Todo mundo engana todo mundo, com variados graus de sucesso, em Trapaça, novo filme do diretor David O. Russell, consagrado recentemente pelos sucessos de O Vencedor (2010) e O Lado Bom da Vida (2012). Irving Rosenfeld é um exemplo. Apesar de enganar muita gente nos seus golpes, Irving não consegue realmente disfarçar a falsidade do seu topete. Na cena inicial do filme, o vemos penteando o que lhe restou de cabelo sobre a sua cabeça e grudando um topete para esconder a calvície. Era uma pequena mentirinha, porém necessária para que ele continuasse vivendo e mantendo sua autoestima.

A enganação pode ser autodirigida, porém sempre existe mais gente para ser enganada. A história (verídica) de Rosenfeld é a história de um trambiqueiro. Na década de 1970, ele era um dono de lavanderias que dava golpes com sua namorada Sydney Prosser. Ela se passava por inglesa e, com seu toque de classe, o casal atraía alguns pobres incautos com a promessa de empréstimos fáceis. Por anos eles ganharam dinheiro desse jeito e foram felizes… Até surgir em seu caminho o agente do FBI Richie DiMaso, que descobre o esquema.

▶ _Objetivos_
A – No texto sobre o filme Trapaça, com quem Irving Rosenfeld aplicava golpes na década de 1970?
B – Reproduza o trecho do texto sobre o filme Trapaça que começa em "Todo mundo engana" e vai até "mantendo sua autoestima.".

▶ _Conteúdo do material_
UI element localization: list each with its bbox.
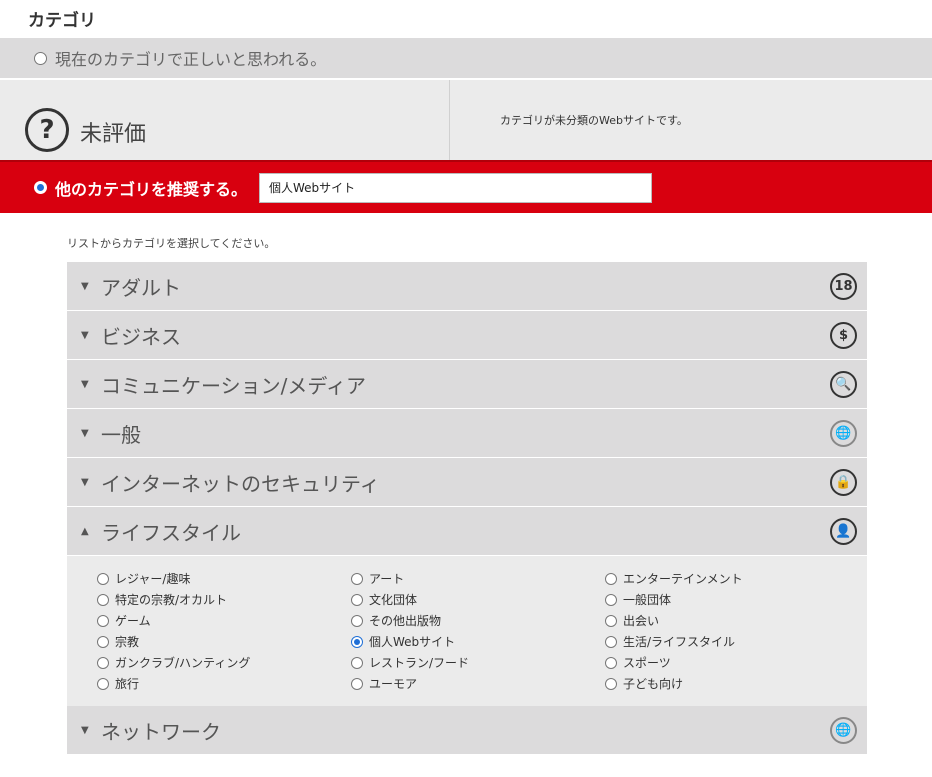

▶ _Respostas_
A – Com sua namorada, Sydney Prosser.

B –
Todo mundo engana todo mundo, com variados graus de sucesso, em Trapaça, novo filme do diretor David O. Russell, consagrado recentemente pelos sucessos de O Vencedor (2010) e O Lado Bom da Vida (2012). Irving Rosenfeld é um exemplo. Apesar de enganar muita gente nos seus golpes, Irving não consegue realmente disfarçar a falsidade do seu topete. Na cena inicial do filme, o vemos penteando o que lhe restou de cabelo sobre a sua cabeça e grudando um topete para esconder a calvície. Era uma pequena mentirinha, porém necessária para que ele continuasse vivendo e mantendo sua autoestima.